*EXERCISE DETAILS*: Extract the listing below in full, unchanged.

── LISTING ──

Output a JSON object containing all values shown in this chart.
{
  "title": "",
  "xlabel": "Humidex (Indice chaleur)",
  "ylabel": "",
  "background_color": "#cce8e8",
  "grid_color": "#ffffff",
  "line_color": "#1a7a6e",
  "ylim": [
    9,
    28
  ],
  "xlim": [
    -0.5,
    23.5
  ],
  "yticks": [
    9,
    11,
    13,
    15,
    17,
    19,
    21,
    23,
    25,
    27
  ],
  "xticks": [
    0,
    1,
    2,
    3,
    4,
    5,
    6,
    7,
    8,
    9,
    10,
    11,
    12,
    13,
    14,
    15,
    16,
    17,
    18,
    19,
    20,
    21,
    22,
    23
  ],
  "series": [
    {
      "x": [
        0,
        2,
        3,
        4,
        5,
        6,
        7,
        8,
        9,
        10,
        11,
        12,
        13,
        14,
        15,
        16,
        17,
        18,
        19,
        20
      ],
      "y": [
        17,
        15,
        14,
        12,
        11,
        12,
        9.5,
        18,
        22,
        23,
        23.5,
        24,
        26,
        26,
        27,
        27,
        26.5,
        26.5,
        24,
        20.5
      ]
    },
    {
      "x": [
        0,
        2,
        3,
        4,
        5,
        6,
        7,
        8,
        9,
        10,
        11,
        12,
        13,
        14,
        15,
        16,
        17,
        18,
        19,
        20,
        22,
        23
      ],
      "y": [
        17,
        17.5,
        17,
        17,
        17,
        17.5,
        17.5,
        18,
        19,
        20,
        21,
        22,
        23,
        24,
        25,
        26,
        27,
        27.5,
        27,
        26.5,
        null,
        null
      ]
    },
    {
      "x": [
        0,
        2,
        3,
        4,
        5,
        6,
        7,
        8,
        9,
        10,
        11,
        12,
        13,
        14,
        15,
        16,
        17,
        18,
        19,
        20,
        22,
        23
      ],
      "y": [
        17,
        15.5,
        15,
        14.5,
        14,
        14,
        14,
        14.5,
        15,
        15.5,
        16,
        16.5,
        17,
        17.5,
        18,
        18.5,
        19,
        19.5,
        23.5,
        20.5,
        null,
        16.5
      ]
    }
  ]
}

───

*TASK OUTPUT*:
Output a JSON object containing all values shown in this chart.
{
  "title": "",
  "xlabel": "Humidex (Indice chaleur)",
  "ylabel": "",
  "background_color": "#cce8e8",
  "grid_color": "#ffffff",
  "line_color": "#1a7a6e",
  "ylim": [
    9,
    28
  ],
  "xlim": [
    -0.5,
    23.5
  ],
  "yticks": [
    9,
    11,
    13,
    15,
    17,
    19,
    21,
    23,
    25,
    27
  ],
  "xticks": [
    0,
    1,
    2,
    3,
    4,
    5,
    6,
    7,
    8,
    9,
    10,
    11,
    12,
    13,
    14,
    15,
    16,
    17,
    18,
    19,
    20,
    21,
    22,
    23
  ],
  "series": [
    {
      "x": [
        0,
        2,
        3,
        4,
        5,
        6,
        7,
        8,
        9,
        10,
        11,
        12,
        13,
        14,
        15,
        16,
        17,
        18,
        19,
        20
      ],
      "y": [
        17,
        15,
        14,
        12,
        11,
        12,
        9.5,
        18,
        22,
        23,
        23.5,
        24,
        26,
        26,
        27,
        27,
        26.5,
        26.5,
        24,
        20.5
      ]
    },
    {
      "x": [
        0,
        2,
        3,
        4,
        5,
        6,
        7,
        8,
        9,
        10,
        11,
        12,
        13,
        14,
        15,
        16,
        17,
        18,
        19,
        20,
        22,
        23
      ],
      "y": [
        17,
        17.5,
        17,
        17,
        17,
        17.5,
        17.5,
        18,
        19,
        20,
        21,
        22,
        23,
        24,
        25,
        26,
        27,
        27.5,
        27,
        26.5,
        null,
        null
      ]
    },
    {
      "x": [
        0,
        2,
        3,
        4,
        5,
        6,
        7,
        8,
        9,
        10,
        11,
        12,
        13,
        14,
        15,
        16,
        17,
        18,
        19,
        20,
        22,
        23
      ],
      "y": [
        17,
        15.5,
        15,
        14.5,
        14,
        14,
        14,
        14.5,
        15,
        15.5,
        16,
        16.5,
        17,
        17.5,
        18,
        18.5,
        19,
        19.5,
        23.5,
        20.5,
        null,
        16.5
      ]
    }
  ]
}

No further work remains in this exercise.